** START OF Records for this task **

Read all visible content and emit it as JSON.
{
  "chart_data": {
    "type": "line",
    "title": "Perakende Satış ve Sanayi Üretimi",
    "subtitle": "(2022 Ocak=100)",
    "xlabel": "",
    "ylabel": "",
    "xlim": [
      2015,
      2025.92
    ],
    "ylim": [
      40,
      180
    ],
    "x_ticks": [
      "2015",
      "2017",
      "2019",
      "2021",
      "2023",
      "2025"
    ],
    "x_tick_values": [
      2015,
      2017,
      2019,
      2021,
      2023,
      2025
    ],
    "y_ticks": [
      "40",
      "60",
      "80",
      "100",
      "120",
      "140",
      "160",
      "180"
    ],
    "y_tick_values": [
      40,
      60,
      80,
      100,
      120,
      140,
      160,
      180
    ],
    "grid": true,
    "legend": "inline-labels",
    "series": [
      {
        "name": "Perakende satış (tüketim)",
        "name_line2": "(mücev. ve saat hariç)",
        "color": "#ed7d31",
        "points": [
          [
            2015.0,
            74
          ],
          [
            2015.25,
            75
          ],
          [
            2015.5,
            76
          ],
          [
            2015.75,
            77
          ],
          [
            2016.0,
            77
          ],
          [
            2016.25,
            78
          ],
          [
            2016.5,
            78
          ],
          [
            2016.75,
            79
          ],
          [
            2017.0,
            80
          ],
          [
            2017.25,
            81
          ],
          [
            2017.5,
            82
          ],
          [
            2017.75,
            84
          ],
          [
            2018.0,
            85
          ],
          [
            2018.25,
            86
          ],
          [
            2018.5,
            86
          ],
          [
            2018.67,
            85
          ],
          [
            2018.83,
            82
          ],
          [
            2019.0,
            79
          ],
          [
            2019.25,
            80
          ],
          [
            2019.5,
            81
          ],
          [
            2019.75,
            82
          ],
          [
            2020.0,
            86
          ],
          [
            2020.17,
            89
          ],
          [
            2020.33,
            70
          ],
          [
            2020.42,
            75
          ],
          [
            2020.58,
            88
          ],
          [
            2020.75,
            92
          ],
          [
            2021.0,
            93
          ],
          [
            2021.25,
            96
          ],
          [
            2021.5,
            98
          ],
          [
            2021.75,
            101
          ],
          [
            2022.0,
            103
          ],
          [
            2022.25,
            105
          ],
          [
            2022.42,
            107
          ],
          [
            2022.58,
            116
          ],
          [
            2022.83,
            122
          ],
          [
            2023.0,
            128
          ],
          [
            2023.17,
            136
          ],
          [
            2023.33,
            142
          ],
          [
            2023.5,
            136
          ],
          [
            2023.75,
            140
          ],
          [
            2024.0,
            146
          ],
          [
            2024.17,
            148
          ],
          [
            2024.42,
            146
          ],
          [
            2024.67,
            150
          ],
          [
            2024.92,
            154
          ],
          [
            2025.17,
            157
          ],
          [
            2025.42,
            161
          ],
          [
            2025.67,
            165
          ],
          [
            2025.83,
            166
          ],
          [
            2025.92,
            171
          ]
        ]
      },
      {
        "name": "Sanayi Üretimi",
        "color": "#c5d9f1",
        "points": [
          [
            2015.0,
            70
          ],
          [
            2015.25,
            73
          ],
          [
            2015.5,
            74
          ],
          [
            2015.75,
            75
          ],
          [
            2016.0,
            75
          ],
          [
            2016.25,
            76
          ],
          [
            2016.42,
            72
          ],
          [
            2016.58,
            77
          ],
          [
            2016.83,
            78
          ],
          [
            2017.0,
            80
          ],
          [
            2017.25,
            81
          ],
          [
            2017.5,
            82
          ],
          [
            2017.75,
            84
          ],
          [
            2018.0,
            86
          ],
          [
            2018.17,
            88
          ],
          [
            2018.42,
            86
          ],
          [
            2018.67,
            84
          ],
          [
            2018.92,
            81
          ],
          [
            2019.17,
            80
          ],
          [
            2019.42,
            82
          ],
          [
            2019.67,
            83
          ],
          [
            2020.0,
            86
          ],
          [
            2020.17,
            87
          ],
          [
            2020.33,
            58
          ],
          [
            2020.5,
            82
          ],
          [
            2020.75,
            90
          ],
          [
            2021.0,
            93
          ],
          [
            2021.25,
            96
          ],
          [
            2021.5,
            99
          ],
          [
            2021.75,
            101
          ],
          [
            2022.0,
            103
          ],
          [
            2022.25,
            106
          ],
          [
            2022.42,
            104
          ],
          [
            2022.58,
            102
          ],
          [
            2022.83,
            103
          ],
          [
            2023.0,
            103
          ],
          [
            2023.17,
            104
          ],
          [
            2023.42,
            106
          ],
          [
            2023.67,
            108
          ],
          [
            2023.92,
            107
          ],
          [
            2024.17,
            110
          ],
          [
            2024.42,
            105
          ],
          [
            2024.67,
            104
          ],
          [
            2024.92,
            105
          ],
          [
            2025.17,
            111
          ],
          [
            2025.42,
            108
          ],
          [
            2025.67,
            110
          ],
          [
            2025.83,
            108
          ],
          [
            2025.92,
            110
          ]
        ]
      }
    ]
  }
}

** END OF Records for this task **

§ Exercise task:
Give the number of lines in the records above that contain the word "Üretimi". Reply with that number alone.

§ Answer to this exercise:
2